Could you extract every entry below and reproduce it exactly?

****************

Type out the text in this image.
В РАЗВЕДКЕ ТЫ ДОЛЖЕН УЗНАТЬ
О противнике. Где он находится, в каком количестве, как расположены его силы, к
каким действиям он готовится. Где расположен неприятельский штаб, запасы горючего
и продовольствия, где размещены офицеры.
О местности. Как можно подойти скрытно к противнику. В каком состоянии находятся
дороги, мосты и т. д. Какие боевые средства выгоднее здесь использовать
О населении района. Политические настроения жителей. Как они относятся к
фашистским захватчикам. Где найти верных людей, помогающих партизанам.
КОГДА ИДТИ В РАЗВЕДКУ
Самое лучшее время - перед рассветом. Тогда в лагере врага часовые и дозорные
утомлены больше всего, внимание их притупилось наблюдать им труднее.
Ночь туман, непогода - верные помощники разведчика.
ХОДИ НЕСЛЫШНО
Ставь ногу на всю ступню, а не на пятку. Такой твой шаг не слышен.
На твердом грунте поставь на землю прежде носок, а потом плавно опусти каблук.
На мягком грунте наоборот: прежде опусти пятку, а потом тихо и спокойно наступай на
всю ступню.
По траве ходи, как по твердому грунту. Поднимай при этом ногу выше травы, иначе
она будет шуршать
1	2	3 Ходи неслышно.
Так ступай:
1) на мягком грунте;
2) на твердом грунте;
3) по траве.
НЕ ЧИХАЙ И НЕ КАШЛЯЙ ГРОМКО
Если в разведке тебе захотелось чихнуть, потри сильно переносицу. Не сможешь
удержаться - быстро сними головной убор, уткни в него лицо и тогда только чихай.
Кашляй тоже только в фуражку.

****************

*Solution to this task:*
Type out the text in this image.
В РАЗВЕДКЕ ТЫ ДОЛЖЕН УЗНАТЬ
О противнике. Где он находится, в каком количестве, как расположены его силы, к
каким действиям он готовится. Где расположен неприятельский штаб, запасы горючего
и продовольствия, где размещены офицеры.
О местности. Как можно подойти скрытно к противнику. В каком состоянии находятся
дороги, мосты и т. д. Какие боевые средства выгоднее здесь использовать
О населении района. Политические настроения жителей. Как они относятся к
фашистским захватчикам. Где найти верных людей, помогающих партизанам.
КОГДА ИДТИ В РАЗВЕДКУ
Самое лучшее время - перед рассветом. Тогда в лагере врага часовые и дозорные
утомлены больше всего, внимание их притупилось наблюдать им труднее.
Ночь туман, непогода - верные помощники разведчика.
ХОДИ НЕСЛЫШНО
Ставь ногу на всю ступню, а не на пятку. Такой твой шаг не слышен.
На твердом грунте поставь на землю прежде носок, а потом плавно опусти каблук.
На мягком грунте наоборот: прежде опусти пятку, а потом тихо и спокойно наступай на
всю ступню.
По траве ходи, как по твердому грунту. Поднимай при этом ногу выше травы, иначе
она будет шуршать
1	2	3 Ходи неслышно.
Так ступай:
1) на мягком грунте;
2) на твердом грунте;
3) по траве.
НЕ ЧИХАЙ И НЕ КАШЛЯЙ ГРОМКО
Если в разведке тебе захотелось чихнуть, потри сильно переносицу. Не сможешь
удержаться - быстро сними головной убор, уткни в него лицо и тогда только чихай.
Кашляй тоже только в фуражку.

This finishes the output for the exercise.